Dataset items:
⟨
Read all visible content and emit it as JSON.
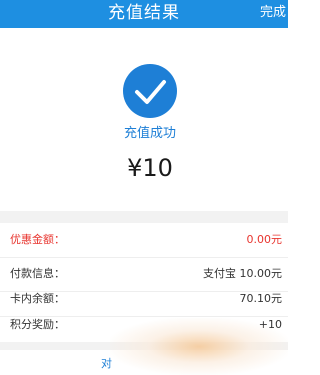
{
  "header": {
    "title": "充值结果",
    "done_label": "完成"
  },
  "status": {
    "icon": "checkmark-circle-icon",
    "text": "充值成功",
    "amount": "¥10"
  },
  "details": [
    {
      "label": "优惠金额：",
      "value": "0.00元",
      "highlight": "#e8352f"
    },
    {
      "label": "付款信息：",
      "value": "支付宝 10.00元"
    },
    {
      "label": "卡内余额：",
      "value": "70.10元"
    },
    {
      "label": "积分奖励：",
      "value": "+10"
    }
  ],
  "footer": {
    "link_text": "对"
  },
  "colors": {
    "header": "#1e8fe1",
    "accent": "#1e7fd6",
    "discount": "#e8352f"
  }
}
⟩
Exercise aim.
Find the string "value" in the records, then copy each line where it occurs.

Result for this exercise.
      "value": "0.00元",
      "value": "支付宝 10.00元"
      "value": "70.10元"
      "value": "+10"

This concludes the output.